WHAT IS REQUIRED :: Edit the data from the first line through the line with "map-point-under [818, 237, 827, 246]", both ends included, by replacing "province-boundary" with "region-boundary" and leaving everything else unchanged. Return only those lines.

Data extracted from a collection
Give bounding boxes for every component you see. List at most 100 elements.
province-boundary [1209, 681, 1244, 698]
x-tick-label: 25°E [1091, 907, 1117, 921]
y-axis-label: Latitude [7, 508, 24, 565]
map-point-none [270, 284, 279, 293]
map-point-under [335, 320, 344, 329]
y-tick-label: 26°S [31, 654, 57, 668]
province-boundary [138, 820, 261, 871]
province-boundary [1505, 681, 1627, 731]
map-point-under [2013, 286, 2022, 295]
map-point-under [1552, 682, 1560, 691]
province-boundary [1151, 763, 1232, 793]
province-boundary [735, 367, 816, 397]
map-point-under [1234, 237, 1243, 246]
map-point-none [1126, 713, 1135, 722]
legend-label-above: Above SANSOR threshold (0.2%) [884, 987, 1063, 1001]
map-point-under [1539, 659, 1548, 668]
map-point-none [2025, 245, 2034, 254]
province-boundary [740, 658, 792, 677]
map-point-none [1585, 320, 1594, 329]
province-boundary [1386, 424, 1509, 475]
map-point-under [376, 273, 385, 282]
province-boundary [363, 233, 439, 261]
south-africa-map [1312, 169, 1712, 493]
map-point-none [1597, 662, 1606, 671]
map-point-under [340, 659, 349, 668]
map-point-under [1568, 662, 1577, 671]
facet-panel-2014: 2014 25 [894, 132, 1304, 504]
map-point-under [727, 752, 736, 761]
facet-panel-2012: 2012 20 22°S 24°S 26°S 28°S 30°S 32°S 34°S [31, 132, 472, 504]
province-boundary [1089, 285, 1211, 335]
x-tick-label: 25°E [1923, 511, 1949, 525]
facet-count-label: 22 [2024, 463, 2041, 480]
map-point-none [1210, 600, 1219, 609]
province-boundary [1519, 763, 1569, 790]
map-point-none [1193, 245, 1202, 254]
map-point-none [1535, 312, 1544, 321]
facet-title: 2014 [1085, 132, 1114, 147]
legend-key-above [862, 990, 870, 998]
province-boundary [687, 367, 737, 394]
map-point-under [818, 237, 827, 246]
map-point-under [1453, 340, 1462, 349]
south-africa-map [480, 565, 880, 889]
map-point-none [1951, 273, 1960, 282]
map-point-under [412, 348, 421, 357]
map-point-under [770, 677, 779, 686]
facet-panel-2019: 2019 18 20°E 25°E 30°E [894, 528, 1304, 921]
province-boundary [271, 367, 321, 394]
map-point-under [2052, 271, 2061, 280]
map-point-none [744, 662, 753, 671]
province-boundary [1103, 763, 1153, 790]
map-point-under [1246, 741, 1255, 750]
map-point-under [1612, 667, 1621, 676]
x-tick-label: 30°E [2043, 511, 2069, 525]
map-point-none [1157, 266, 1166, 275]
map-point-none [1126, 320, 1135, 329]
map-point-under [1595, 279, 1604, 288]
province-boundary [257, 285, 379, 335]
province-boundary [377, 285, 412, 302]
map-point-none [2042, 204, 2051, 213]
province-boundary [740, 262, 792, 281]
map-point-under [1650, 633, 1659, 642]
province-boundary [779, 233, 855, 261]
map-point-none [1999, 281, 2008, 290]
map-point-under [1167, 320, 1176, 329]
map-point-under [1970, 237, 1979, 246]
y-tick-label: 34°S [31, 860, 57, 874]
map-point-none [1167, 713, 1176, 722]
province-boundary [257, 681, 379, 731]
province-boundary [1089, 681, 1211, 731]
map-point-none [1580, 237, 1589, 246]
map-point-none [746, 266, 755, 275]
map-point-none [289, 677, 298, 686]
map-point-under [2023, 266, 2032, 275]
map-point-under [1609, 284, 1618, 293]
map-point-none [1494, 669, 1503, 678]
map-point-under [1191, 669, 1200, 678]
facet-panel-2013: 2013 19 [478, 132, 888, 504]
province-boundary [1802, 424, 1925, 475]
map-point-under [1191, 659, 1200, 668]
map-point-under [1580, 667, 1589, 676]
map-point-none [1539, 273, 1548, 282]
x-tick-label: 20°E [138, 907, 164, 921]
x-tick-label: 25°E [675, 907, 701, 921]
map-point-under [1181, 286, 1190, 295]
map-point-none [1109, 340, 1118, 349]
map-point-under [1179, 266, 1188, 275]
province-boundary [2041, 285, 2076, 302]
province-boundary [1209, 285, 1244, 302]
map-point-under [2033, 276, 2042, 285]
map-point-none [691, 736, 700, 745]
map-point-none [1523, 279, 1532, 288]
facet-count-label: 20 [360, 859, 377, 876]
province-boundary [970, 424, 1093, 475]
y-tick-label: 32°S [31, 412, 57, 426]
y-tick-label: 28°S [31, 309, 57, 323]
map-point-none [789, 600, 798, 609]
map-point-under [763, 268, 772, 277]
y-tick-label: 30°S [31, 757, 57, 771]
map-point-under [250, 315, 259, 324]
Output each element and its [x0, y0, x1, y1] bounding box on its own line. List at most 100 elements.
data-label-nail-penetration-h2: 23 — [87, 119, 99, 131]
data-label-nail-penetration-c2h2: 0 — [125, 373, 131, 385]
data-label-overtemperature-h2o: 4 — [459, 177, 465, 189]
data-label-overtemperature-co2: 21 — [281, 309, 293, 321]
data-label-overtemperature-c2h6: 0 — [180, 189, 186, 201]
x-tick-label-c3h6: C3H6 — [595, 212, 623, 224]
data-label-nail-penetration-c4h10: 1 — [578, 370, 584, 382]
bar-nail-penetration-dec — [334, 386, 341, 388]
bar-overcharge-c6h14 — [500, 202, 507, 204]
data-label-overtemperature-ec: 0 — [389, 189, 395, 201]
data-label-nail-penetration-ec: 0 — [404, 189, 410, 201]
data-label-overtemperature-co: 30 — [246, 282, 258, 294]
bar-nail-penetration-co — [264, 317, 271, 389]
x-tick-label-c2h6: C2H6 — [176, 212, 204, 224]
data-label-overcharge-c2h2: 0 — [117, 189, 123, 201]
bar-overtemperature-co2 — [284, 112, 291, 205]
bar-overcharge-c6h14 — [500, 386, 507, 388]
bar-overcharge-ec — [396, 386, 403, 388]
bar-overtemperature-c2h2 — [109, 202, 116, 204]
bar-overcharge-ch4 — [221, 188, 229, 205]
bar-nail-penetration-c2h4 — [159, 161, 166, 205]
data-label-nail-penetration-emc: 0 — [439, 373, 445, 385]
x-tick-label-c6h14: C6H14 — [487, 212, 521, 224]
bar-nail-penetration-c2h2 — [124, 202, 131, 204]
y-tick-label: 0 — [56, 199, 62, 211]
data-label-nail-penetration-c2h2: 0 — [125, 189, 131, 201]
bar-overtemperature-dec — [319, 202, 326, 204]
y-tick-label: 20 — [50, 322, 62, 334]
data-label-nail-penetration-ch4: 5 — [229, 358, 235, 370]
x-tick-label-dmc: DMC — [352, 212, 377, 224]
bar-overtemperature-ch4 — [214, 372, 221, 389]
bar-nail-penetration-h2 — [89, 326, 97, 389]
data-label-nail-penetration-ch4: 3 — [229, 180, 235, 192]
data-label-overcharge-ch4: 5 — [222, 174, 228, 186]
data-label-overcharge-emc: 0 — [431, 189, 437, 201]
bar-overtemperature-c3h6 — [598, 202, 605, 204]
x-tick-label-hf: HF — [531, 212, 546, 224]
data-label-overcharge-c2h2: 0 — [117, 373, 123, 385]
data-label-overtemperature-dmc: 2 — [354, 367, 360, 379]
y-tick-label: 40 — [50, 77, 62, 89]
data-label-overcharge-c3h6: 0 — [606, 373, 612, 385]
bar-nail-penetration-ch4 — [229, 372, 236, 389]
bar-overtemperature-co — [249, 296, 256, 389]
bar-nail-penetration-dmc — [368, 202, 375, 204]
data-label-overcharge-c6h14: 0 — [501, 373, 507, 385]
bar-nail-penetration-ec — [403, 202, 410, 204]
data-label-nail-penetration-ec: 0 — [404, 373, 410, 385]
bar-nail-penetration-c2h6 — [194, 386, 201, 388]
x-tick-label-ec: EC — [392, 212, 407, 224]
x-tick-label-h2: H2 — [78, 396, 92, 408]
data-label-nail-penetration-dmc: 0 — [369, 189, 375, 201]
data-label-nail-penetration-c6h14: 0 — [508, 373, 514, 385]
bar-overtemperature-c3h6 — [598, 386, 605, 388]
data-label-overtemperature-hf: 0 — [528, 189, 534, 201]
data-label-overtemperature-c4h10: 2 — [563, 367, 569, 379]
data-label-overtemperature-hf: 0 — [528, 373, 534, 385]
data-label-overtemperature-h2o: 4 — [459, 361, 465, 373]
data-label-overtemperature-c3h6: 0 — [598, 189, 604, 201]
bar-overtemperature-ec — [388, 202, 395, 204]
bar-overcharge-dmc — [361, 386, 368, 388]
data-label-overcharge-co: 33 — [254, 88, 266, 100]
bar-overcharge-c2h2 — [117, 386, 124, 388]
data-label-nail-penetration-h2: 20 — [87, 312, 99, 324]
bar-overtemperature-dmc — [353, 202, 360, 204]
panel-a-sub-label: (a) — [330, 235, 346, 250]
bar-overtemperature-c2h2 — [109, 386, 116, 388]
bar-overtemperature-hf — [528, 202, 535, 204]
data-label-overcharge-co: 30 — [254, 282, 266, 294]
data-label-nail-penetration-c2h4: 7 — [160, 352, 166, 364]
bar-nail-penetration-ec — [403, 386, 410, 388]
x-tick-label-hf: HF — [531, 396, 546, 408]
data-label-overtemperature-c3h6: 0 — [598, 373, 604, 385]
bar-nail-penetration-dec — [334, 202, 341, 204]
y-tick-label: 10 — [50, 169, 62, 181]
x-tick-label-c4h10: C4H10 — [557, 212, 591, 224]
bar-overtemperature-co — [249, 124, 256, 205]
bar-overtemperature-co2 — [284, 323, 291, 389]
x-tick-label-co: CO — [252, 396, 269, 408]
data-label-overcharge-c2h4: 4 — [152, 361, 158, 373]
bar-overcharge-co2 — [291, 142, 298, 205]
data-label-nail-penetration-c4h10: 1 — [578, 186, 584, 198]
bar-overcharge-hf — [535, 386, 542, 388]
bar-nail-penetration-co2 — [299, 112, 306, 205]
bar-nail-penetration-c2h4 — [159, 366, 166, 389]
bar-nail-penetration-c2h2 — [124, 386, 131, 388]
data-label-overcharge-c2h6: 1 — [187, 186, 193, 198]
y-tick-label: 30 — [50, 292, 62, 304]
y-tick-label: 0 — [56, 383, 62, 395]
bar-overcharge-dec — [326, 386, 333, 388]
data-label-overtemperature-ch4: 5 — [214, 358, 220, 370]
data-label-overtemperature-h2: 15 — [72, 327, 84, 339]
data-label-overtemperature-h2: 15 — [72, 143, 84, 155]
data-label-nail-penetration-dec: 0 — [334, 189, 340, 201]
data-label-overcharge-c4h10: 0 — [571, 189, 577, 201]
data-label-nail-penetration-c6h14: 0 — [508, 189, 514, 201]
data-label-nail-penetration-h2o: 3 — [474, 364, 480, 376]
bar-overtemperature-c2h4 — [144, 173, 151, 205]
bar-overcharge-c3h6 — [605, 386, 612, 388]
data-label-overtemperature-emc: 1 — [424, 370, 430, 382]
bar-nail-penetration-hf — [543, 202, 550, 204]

EXERCISE OUTPUT ::
Give bounding boxes for every component you see. List at most 100 elements.
region-boundary [1209, 681, 1244, 698]
x-tick-label: 25°E [1091, 907, 1117, 921]
y-axis-label: Latitude [7, 508, 24, 565]
map-point-none [270, 284, 279, 293]
map-point-under [335, 320, 344, 329]
y-tick-label: 26°S [31, 654, 57, 668]
region-boundary [138, 820, 261, 871]
region-boundary [1505, 681, 1627, 731]
map-point-under [2013, 286, 2022, 295]
map-point-under [1552, 682, 1560, 691]
region-boundary [1151, 763, 1232, 793]
region-boundary [735, 367, 816, 397]
map-point-under [1234, 237, 1243, 246]
map-point-none [1126, 713, 1135, 722]
legend-label-above: Above SANSOR threshold (0.2%) [884, 987, 1063, 1001]
map-point-under [1539, 659, 1548, 668]
map-point-none [2025, 245, 2034, 254]
region-boundary [740, 658, 792, 677]
map-point-none [1585, 320, 1594, 329]
region-boundary [1386, 424, 1509, 475]
map-point-under [376, 273, 385, 282]
region-boundary [363, 233, 439, 261]
south-africa-map [1312, 169, 1712, 493]
map-point-none [1597, 662, 1606, 671]
map-point-under [340, 659, 349, 668]
map-point-under [1568, 662, 1577, 671]
facet-panel-2014: 2014 25 [894, 132, 1304, 504]
map-point-under [727, 752, 736, 761]
facet-panel-2012: 2012 20 22°S 24°S 26°S 28°S 30°S 32°S 34°S [31, 132, 472, 504]
region-boundary [1089, 285, 1211, 335]
x-tick-label: 25°E [1923, 511, 1949, 525]
facet-count-label: 22 [2024, 463, 2041, 480]
map-point-none [1210, 600, 1219, 609]
region-boundary [1519, 763, 1569, 790]
map-point-none [1193, 245, 1202, 254]
map-point-none [1535, 312, 1544, 321]
facet-title: 2014 [1085, 132, 1114, 147]
legend-key-above [862, 990, 870, 998]
region-boundary [687, 367, 737, 394]
map-point-under [818, 237, 827, 246]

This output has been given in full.